begin Information supplied

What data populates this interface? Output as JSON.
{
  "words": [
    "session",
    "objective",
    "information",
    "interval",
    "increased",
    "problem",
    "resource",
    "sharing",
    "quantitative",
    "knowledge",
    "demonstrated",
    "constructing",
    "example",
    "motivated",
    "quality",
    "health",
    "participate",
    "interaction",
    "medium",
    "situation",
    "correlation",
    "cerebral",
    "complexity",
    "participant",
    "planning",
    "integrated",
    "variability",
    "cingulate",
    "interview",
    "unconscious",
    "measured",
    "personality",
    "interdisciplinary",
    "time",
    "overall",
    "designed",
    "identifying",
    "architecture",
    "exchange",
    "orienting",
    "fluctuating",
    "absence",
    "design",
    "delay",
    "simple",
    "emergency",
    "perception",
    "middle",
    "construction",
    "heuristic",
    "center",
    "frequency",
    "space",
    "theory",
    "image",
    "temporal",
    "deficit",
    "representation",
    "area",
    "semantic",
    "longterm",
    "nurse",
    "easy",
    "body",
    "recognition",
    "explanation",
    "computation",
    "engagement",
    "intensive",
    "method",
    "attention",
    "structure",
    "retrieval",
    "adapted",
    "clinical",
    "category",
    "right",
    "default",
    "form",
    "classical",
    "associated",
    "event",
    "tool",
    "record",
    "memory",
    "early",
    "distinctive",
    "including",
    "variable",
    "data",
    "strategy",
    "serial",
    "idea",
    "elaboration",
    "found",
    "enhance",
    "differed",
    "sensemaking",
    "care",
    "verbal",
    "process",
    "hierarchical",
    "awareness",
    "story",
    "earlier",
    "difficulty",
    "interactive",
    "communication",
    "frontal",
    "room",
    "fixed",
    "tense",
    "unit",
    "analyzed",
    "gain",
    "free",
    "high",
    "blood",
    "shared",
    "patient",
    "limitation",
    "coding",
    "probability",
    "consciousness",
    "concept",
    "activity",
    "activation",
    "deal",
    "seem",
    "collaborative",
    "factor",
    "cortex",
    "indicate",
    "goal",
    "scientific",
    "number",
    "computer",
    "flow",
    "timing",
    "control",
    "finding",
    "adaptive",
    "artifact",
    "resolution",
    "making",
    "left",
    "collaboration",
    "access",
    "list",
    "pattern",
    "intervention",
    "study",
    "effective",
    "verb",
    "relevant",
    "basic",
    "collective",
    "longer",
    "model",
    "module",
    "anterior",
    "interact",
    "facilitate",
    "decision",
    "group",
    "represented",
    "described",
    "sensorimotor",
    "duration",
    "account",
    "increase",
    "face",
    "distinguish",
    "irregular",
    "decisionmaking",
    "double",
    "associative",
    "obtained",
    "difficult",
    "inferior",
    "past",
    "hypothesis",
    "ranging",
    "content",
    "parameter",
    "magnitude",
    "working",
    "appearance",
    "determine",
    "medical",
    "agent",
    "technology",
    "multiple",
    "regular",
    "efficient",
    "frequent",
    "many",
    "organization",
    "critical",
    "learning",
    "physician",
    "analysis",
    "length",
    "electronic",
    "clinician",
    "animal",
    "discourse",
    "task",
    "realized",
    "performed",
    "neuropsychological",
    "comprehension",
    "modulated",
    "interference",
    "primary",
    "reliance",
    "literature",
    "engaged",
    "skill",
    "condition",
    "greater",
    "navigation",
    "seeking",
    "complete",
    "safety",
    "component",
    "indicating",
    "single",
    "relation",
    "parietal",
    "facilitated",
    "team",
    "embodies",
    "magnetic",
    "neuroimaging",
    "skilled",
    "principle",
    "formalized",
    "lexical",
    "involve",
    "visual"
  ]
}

end Information supplied

#### [Given problem]
Write out every entry again, keeping each line exactly the same.

#### [Solution below]
What data populates this interface? Output as JSON.
{
  "words": [
    "session",
    "objective",
    "information",
    "interval",
    "increased",
    "problem",
    "resource",
    "sharing",
    "quantitative",
    "knowledge",
    "demonstrated",
    "constructing",
    "example",
    "motivated",
    "quality",
    "health",
    "participate",
    "interaction",
    "medium",
    "situation",
    "correlation",
    "cerebral",
    "complexity",
    "participant",
    "planning",
    "integrated",
    "variability",
    "cingulate",
    "interview",
    "unconscious",
    "measured",
    "personality",
    "interdisciplinary",
    "time",
    "overall",
    "designed",
    "identifying",
    "architecture",
    "exchange",
    "orienting",
    "fluctuating",
    "absence",
    "design",
    "delay",
    "simple",
    "emergency",
    "perception",
    "middle",
    "construction",
    "heuristic",
    "center",
    "frequency",
    "space",
    "theory",
    "image",
    "temporal",
    "deficit",
    "representation",
    "area",
    "semantic",
    "longterm",
    "nurse",
    "easy",
    "body",
    "recognition",
    "explanation",
    "computation",
    "engagement",
    "intensive",
    "method",
    "attention",
    "structure",
    "retrieval",
    "adapted",
    "clinical",
    "category",
    "right",
    "default",
    "form",
    "classical",
    "associated",
    "event",
    "tool",
    "record",
    "memory",
    "early",
    "distinctive",
    "including",
    "variable",
    "data",
    "strategy",
    "serial",
    "idea",
    "elaboration",
    "found",
    "enhance",
    "differed",
    "sensemaking",
    "care",
    "verbal",
    "process",
    "hierarchical",
    "awareness",
    "story",
    "earlier",
    "difficulty",
    "interactive",
    "communication",
    "frontal",
    "room",
    "fixed",
    "tense",
    "unit",
    "analyzed",
    "gain",
    "free",
    "high",
    "blood",
    "shared",
    "patient",
    "limitation",
    "coding",
    "probability",
    "consciousness",
    "concept",
    "activity",
    "activation",
    "deal",
    "seem",
    "collaborative",
    "factor",
    "cortex",
    "indicate",
    "goal",
    "scientific",
    "number",
    "computer",
    "flow",
    "timing",
    "control",
    "finding",
    "adaptive",
    "artifact",
    "resolution",
    "making",
    "left",
    "collaboration",
    "access",
    "list",
    "pattern",
    "intervention",
    "study",
    "effective",
    "verb",
    "relevant",
    "basic",
    "collective",
    "longer",
    "model",
    "module",
    "anterior",
    "interact",
    "facilitate",
    "decision",
    "group",
    "represented",
    "described",
    "sensorimotor",
    "duration",
    "account",
    "increase",
    "face",
    "distinguish",
    "irregular",
    "decisionmaking",
    "double",
    "associative",
    "obtained",
    "difficult",
    "inferior",
    "past",
    "hypothesis",
    "ranging",
    "content",
    "parameter",
    "magnitude",
    "working",
    "appearance",
    "determine",
    "medical",
    "agent",
    "technology",
    "multiple",
    "regular",
    "efficient",
    "frequent",
    "many",
    "organization",
    "critical",
    "learning",
    "physician",
    "analysis",
    "length",
    "electronic",
    "clinician",
    "animal",
    "discourse",
    "task",
    "realized",
    "performed",
    "neuropsychological",
    "comprehension",
    "modulated",
    "interference",
    "primary",
    "reliance",
    "literature",
    "engaged",
    "skill",
    "condition",
    "greater",
    "navigation",
    "seeking",
    "complete",
    "safety",
    "component",
    "indicating",
    "single",
    "relation",
    "parietal",
    "facilitated",
    "team",
    "embodies",
    "magnetic",
    "neuroimaging",
    "skilled",
    "principle",
    "formalized",
    "lexical",
    "involve",
    "visual"
  ]
}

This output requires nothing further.